*STATED GOAL*
Make an exact copy of all the entries below, with the pictures left out.

*RECORDS FOR PROCESSING*
+---+

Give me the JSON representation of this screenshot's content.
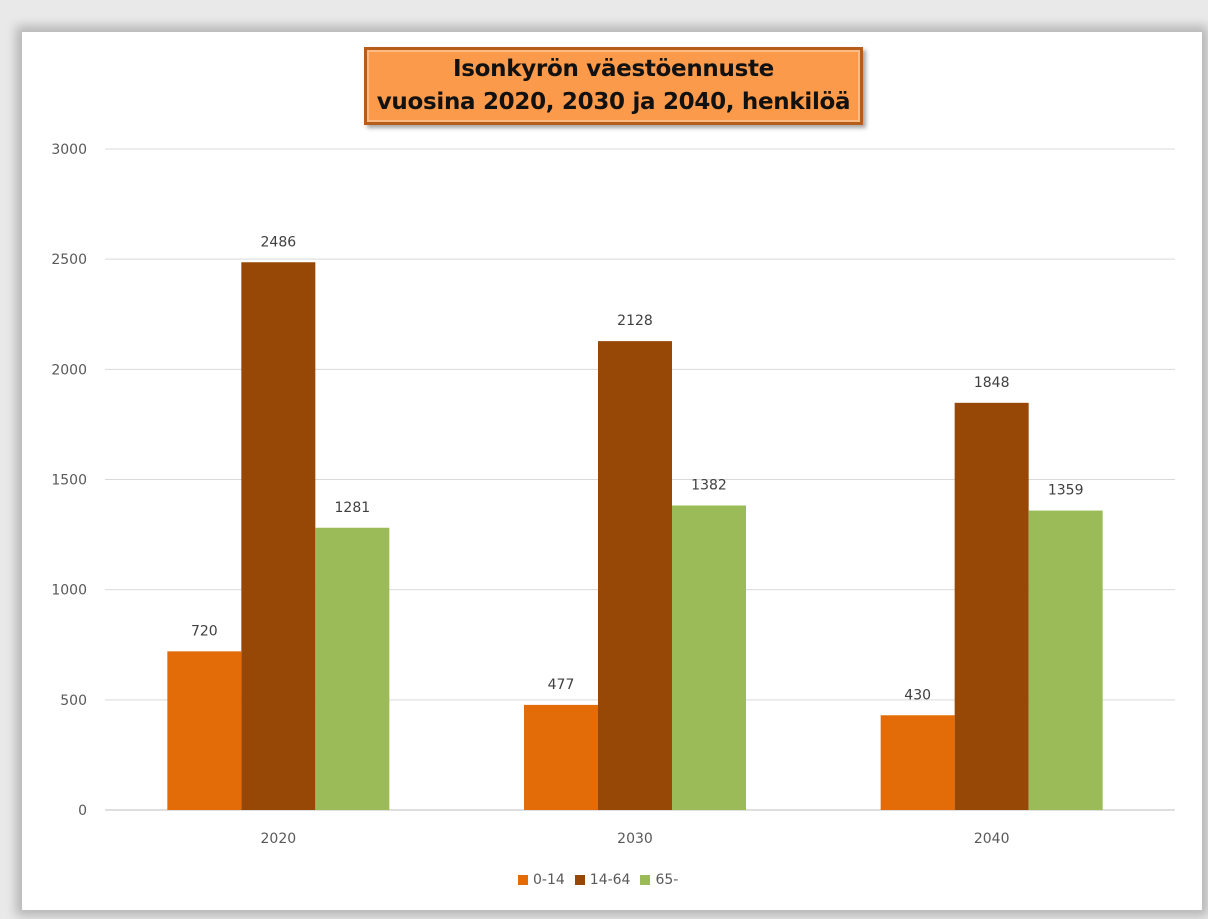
{
  "chart_data": {
    "type": "bar",
    "title_lines": [
      "Isonkyrön väestöennuste",
      "vuosina 2020, 2030 ja 2040, henkilöä"
    ],
    "categories": [
      "2020",
      "2030",
      "2040"
    ],
    "series": [
      {
        "name": "0-14",
        "color": "#e36c09",
        "values": [
          720,
          477,
          430
        ]
      },
      {
        "name": "14-64",
        "color": "#974706",
        "values": [
          2486,
          2128,
          1848
        ]
      },
      {
        "name": "65-",
        "color": "#9bbb59",
        "values": [
          1281,
          1382,
          1359
        ]
      }
    ],
    "ylim": [
      0,
      3000
    ],
    "yticks": [
      0,
      500,
      1000,
      1500,
      2000,
      2500,
      3000
    ],
    "grid": true,
    "legend_position": "bottom",
    "data_labels": true
  }
}
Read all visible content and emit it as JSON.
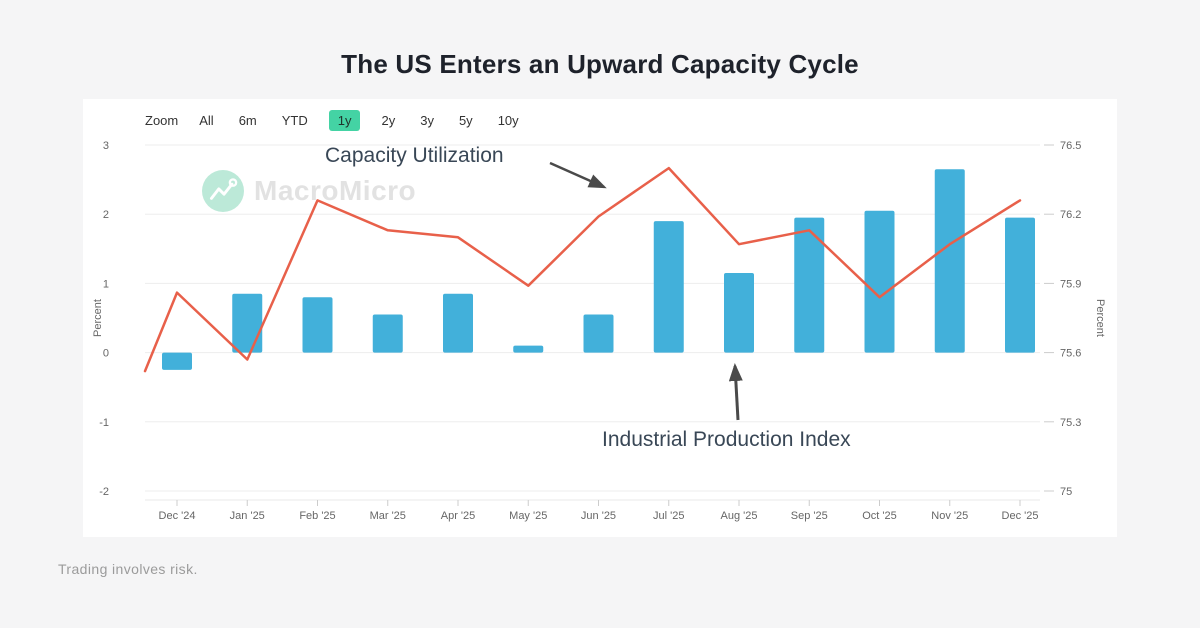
{
  "title": "The US Enters an Upward Capacity Cycle",
  "toolbar": {
    "zoom_label": "Zoom",
    "selected_color": "#44d3a4",
    "buttons": [
      {
        "label": "All",
        "selected": false
      },
      {
        "label": "6m",
        "selected": false
      },
      {
        "label": "YTD",
        "selected": false
      },
      {
        "label": "1y",
        "selected": true
      },
      {
        "label": "2y",
        "selected": false
      },
      {
        "label": "3y",
        "selected": false
      },
      {
        "label": "5y",
        "selected": false
      },
      {
        "label": "10y",
        "selected": false
      }
    ]
  },
  "watermark": {
    "text": "MacroMicro",
    "logo_color": "#bce9d8"
  },
  "annotations": {
    "capacity": "Capacity Utilization",
    "industrial": "Industrial Production Index"
  },
  "footer": {
    "disclaimer": "Trading involves risk."
  },
  "colors": {
    "bar": "#42b0da",
    "line": "#e8604a",
    "grid": "#ededed",
    "axis_text": "#666666",
    "tick_mark": "#cccccc",
    "axis_line": "#e8e8e8",
    "annotation_text": "#394756",
    "arrow": "#4a4a4a",
    "selected_range": "#44d3a4"
  },
  "chart_data": {
    "type": "combo: bar + line, dual y-axes",
    "categories": [
      "Dec '24",
      "Jan '25",
      "Feb '25",
      "Mar '25",
      "Apr '25",
      "May '25",
      "Jun '25",
      "Jul '25",
      "Aug '25",
      "Sep '25",
      "Oct '25",
      "Nov '25",
      "Dec '25"
    ],
    "series": [
      {
        "name": "Industrial Production Index",
        "type": "bar",
        "axis": "left",
        "values": [
          -0.25,
          0.85,
          0.8,
          0.55,
          0.85,
          0.1,
          0.55,
          1.9,
          1.15,
          1.95,
          2.05,
          2.65,
          1.95
        ]
      },
      {
        "name": "Capacity Utilization",
        "type": "line",
        "axis": "right",
        "edge_start": 75.52,
        "values": [
          75.86,
          75.57,
          76.26,
          76.13,
          76.1,
          75.89,
          76.19,
          76.4,
          76.07,
          76.13,
          75.84,
          76.07,
          76.26
        ]
      }
    ],
    "left_axis": {
      "label": "Percent",
      "min": -2,
      "max": 3,
      "ticks": [
        3,
        2,
        1,
        0,
        -1,
        -2
      ]
    },
    "right_axis": {
      "label": "Percent",
      "min": 75,
      "max": 76.5,
      "ticks": [
        "76.5",
        "76.2",
        "75.9",
        "75.6",
        "75.3",
        "75"
      ]
    },
    "grid": true,
    "legend": "none (series labeled by on-chart arrow annotations)"
  }
}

+---+

*RESULT OF THIS TASK*
Give me the JSON representation of this screenshot's content.
{
  "chart_data": {
    "type": "bar",
    "title_lines": [
      "Isonkyrön väestöennuste",
      "vuosina 2020, 2030 ja 2040, henkilöä"
    ],
    "categories": [
      "2020",
      "2030",
      "2040"
    ],
    "series": [
      {
        "name": "0-14",
        "color": "#e36c09",
        "values": [
          720,
          477,
          430
        ]
      },
      {
        "name": "14-64",
        "color": "#974706",
        "values": [
          2486,
          2128,
          1848
        ]
      },
      {
        "name": "65-",
        "color": "#9bbb59",
        "values": [
          1281,
          1382,
          1359
        ]
      }
    ],
    "ylim": [
      0,
      3000
    ],
    "yticks": [
      0,
      500,
      1000,
      1500,
      2000,
      2500,
      3000
    ],
    "grid": true,
    "legend_position": "bottom",
    "data_labels": true
  }
}
Read all visible content and emit it as JSON.
{
  "title": "The US Enters an Upward Capacity Cycle",
  "toolbar": {
    "zoom_label": "Zoom",
    "selected_color": "#44d3a4",
    "buttons": [
      {
        "label": "All",
        "selected": false
      },
      {
        "label": "6m",
        "selected": false
      },
      {
        "label": "YTD",
        "selected": false
      },
      {
        "label": "1y",
        "selected": true
      },
      {
        "label": "2y",
        "selected": false
      },
      {
        "label": "3y",
        "selected": false
      },
      {
        "label": "5y",
        "selected": false
      },
      {
        "label": "10y",
        "selected": false
      }
    ]
  },
  "watermark": {
    "text": "MacroMicro",
    "logo_color": "#bce9d8"
  },
  "annotations": {
    "capacity": "Capacity Utilization",
    "industrial": "Industrial Production Index"
  },
  "footer": {
    "disclaimer": "Trading involves risk."
  },
  "colors": {
    "bar": "#42b0da",
    "line": "#e8604a",
    "grid": "#ededed",
    "axis_text": "#666666",
    "tick_mark": "#cccccc",
    "axis_line": "#e8e8e8",
    "annotation_text": "#394756",
    "arrow": "#4a4a4a",
    "selected_range": "#44d3a4"
  },
  "chart_data": {
    "type": "combo: bar + line, dual y-axes",
    "categories": [
      "Dec '24",
      "Jan '25",
      "Feb '25",
      "Mar '25",
      "Apr '25",
      "May '25",
      "Jun '25",
      "Jul '25",
      "Aug '25",
      "Sep '25",
      "Oct '25",
      "Nov '25",
      "Dec '25"
    ],
    "series": [
      {
        "name": "Industrial Production Index",
        "type": "bar",
        "axis": "left",
        "values": [
          -0.25,
          0.85,
          0.8,
          0.55,
          0.85,
          0.1,
          0.55,
          1.9,
          1.15,
          1.95,
          2.05,
          2.65,
          1.95
        ]
      },
      {
        "name": "Capacity Utilization",
        "type": "line",
        "axis": "right",
        "edge_start": 75.52,
        "values": [
          75.86,
          75.57,
          76.26,
          76.13,
          76.1,
          75.89,
          76.19,
          76.4,
          76.07,
          76.13,
          75.84,
          76.07,
          76.26
        ]
      }
    ],
    "left_axis": {
      "label": "Percent",
      "min": -2,
      "max": 3,
      "ticks": [
        3,
        2,
        1,
        0,
        -1,
        -2
      ]
    },
    "right_axis": {
      "label": "Percent",
      "min": 75,
      "max": 76.5,
      "ticks": [
        "76.5",
        "76.2",
        "75.9",
        "75.6",
        "75.3",
        "75"
      ]
    },
    "grid": true,
    "legend": "none (series labeled by on-chart arrow annotations)"
  }
}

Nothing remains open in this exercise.